----- DATA FOR THE TASK -----

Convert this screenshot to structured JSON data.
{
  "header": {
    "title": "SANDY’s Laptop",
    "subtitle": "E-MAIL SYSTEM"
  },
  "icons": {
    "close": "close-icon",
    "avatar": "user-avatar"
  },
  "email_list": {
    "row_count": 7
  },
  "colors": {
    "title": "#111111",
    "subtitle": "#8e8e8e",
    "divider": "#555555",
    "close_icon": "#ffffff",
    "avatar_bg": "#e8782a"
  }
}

-----

TASK TO CARRY OUT:
Write out the full listing exactly as given.

ANSWER:
Convert this screenshot to structured JSON data.
{
  "header": {
    "title": "SANDY’s Laptop",
    "subtitle": "E-MAIL SYSTEM"
  },
  "icons": {
    "close": "close-icon",
    "avatar": "user-avatar"
  },
  "email_list": {
    "row_count": 7
  },
  "colors": {
    "title": "#111111",
    "subtitle": "#8e8e8e",
    "divider": "#555555",
    "close_icon": "#ffffff",
    "avatar_bg": "#e8782a"
  }
}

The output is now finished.